Work task:
Your response should reproduce every line of the entries that contains the word "Adults".

Data excerpts:
● ● ●

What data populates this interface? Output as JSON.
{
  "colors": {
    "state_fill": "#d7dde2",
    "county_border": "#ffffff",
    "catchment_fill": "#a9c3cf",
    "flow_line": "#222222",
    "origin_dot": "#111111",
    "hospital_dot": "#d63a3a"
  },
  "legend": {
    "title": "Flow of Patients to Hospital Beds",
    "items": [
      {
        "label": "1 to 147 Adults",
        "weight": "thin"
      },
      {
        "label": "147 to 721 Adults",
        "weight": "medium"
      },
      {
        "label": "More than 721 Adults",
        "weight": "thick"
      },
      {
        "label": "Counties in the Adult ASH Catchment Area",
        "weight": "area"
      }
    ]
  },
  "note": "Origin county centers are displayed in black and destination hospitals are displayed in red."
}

● ● ●

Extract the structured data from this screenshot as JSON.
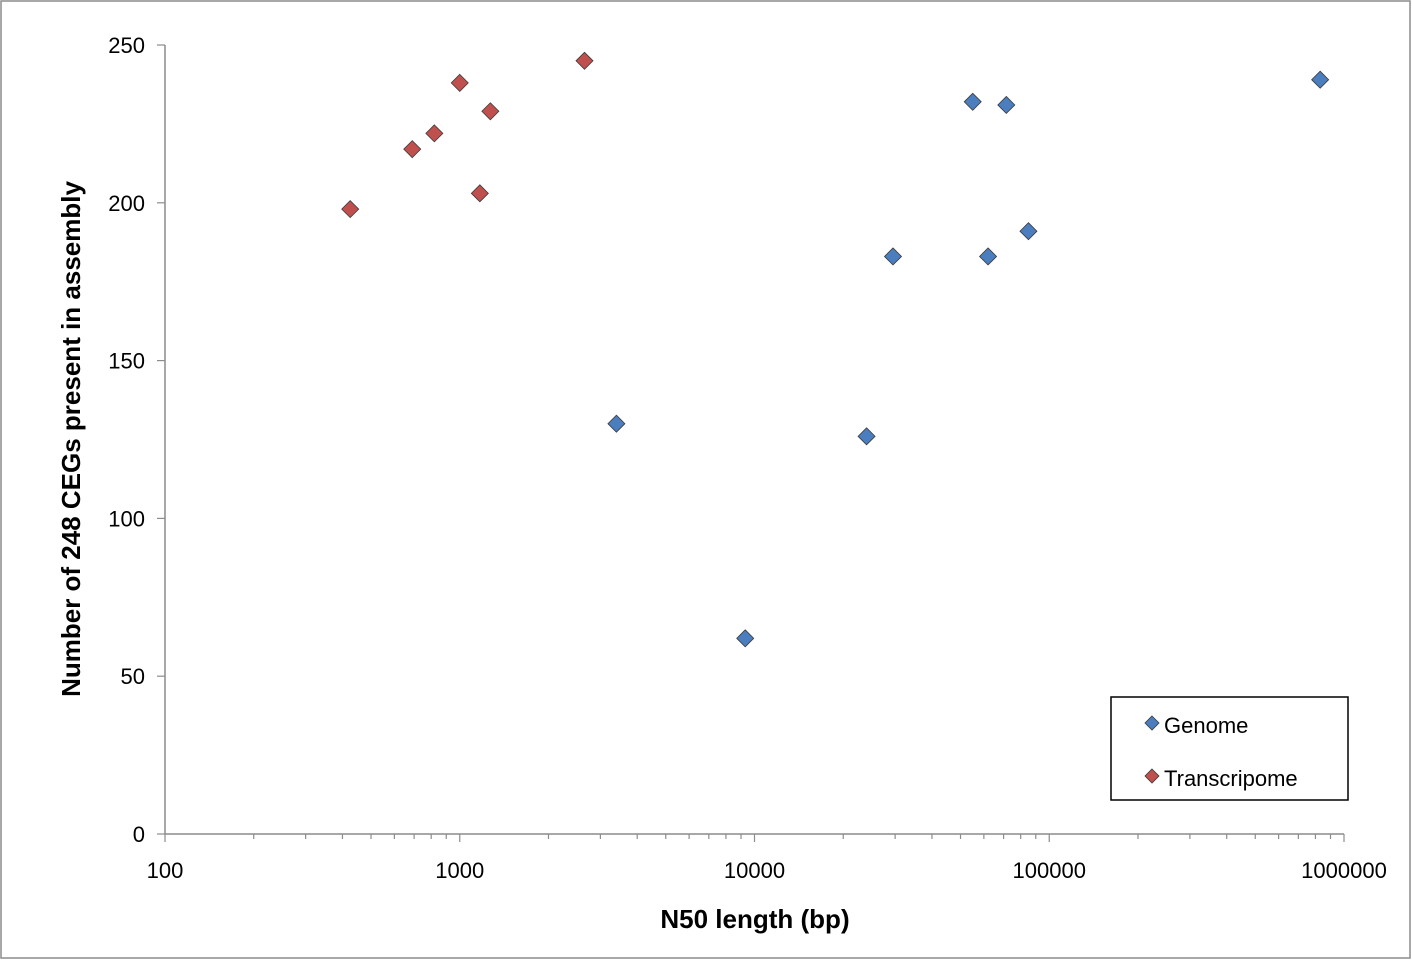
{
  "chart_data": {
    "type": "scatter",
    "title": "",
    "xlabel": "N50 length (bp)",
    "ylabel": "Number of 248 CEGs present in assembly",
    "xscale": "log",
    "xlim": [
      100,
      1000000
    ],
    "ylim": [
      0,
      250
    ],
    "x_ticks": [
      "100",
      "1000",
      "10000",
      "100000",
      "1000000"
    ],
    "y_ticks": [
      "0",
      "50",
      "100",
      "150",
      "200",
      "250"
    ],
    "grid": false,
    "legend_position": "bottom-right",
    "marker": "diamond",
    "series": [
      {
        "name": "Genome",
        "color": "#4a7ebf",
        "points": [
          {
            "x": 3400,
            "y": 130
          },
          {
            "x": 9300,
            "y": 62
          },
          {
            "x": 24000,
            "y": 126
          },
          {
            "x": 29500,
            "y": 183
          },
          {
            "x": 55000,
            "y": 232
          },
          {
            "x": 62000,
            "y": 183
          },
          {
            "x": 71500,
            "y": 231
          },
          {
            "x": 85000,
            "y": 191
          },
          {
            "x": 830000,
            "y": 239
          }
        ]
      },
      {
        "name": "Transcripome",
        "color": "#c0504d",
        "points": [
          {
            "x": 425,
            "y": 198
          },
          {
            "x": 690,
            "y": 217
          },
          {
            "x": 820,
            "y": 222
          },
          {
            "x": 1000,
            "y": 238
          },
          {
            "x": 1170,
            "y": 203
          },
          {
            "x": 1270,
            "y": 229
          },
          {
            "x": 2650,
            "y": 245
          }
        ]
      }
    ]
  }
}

● ● ●

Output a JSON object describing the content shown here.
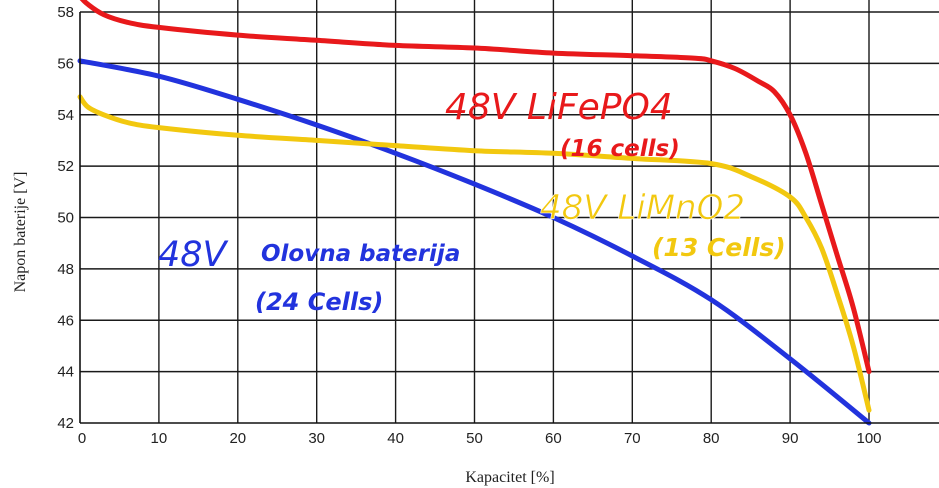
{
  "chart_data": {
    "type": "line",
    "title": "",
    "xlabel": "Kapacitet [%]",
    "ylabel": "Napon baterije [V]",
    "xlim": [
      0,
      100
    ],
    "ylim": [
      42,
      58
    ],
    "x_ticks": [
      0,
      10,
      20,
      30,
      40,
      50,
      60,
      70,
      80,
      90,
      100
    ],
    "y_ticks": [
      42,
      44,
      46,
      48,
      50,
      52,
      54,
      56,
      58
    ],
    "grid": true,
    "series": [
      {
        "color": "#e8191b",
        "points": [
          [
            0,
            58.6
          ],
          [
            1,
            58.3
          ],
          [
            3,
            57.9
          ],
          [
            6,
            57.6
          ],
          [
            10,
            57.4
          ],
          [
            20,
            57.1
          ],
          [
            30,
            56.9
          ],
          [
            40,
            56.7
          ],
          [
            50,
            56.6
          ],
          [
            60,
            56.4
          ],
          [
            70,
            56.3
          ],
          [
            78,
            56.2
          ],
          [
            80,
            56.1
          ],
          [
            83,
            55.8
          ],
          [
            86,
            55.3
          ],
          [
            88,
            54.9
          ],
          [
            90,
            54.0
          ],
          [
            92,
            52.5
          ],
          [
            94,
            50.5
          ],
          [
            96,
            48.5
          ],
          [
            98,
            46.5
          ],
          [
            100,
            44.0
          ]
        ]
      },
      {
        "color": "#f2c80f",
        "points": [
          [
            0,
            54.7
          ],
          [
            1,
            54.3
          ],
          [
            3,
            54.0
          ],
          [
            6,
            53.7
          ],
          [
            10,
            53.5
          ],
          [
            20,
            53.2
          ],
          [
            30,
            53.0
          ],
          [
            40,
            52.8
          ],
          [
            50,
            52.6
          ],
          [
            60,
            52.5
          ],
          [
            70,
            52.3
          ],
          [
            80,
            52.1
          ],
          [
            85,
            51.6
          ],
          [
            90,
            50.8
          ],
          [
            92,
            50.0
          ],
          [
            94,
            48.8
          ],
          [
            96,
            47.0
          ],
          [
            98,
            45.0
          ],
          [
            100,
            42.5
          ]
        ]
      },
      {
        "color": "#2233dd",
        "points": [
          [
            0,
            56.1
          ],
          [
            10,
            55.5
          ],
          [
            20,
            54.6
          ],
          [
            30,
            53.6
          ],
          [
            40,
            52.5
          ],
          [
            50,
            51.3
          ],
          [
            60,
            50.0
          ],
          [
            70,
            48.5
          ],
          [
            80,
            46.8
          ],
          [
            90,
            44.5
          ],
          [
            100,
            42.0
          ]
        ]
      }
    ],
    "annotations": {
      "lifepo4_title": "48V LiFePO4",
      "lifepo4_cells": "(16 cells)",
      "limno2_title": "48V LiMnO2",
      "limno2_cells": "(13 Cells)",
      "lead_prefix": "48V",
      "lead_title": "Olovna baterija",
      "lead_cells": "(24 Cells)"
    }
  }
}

● ● ●

Written reply:
        "label": "1 to 147 Adults",
        "label": "147 to 721 Adults",
        "label": "More than 721 Adults",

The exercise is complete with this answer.